> _PASSAGE GIVEN_
----------

If you’ve ever had to consolidate a bunch of messy data into a few stem patterns, read on.
I recently found myself needing to consolidate a bunch of Google Analytics page view data into a shortened list. The client had not made use of the ‘Exclude URL Query Parameters’ feature, so the page views included session IDs and other dynamic parameters that turned a few pages into a list of 1,500 unique URLs. I knew I could do this with regular expressions, and I thought to check if Sheets has a way to do it since Google includes support for regular expressions in many of their products. I was happy to find that Sheets was no exception. If you are not familiar with regular expressions, they are instances of a standard syntax for pattern-matching text. Check out this post for some basic how-tos: Regular Expressions 101.
The find and replace function in Google Sheets has a checkbox ‘Search using regular expressions’. Next to the checkbox, there is a link to their help page. Dive in there if you want to get into the real nitty-gritty. I’m going to describe one simple use of this functionality that doesn’t require in-depth knowledge of regular expressions.

----------

> _INFORMATION SHOWN_

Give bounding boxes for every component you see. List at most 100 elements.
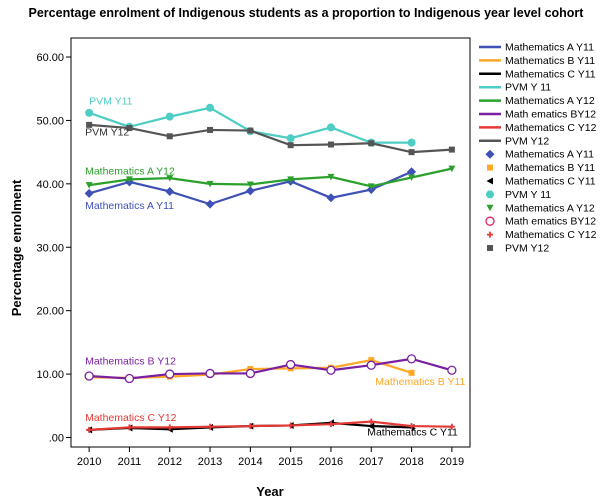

----------

Transcribe the Google Sheets regular expressions passage in full, word for word. The data is not needed here.

> _SOLUTION TO THE EXERCISE_
If you’ve ever had to consolidate a bunch of messy data into a few stem patterns, read on.
I recently found myself needing to consolidate a bunch of Google Analytics page view data into a shortened list. The client had not made use of the ‘Exclude URL Query Parameters’ feature, so the page views included session IDs and other dynamic parameters that turned a few pages into a list of 1,500 unique URLs. I knew I could do this with regular expressions, and I thought to check if Sheets has a way to do it since Google includes support for regular expressions in many of their products. I was happy to find that Sheets was no exception. If you are not familiar with regular expressions, they are instances of a standard syntax for pattern-matching text. Check out this post for some basic how-tos: Regular Expressions 101.
The find and replace function in Google Sheets has a checkbox ‘Search using regular expressions’. Next to the checkbox, there is a link to their help page. Dive in there if you want to get into the real nitty-gritty. I’m going to describe one simple use of this functionality that doesn’t require in-depth knowledge of regular expressions.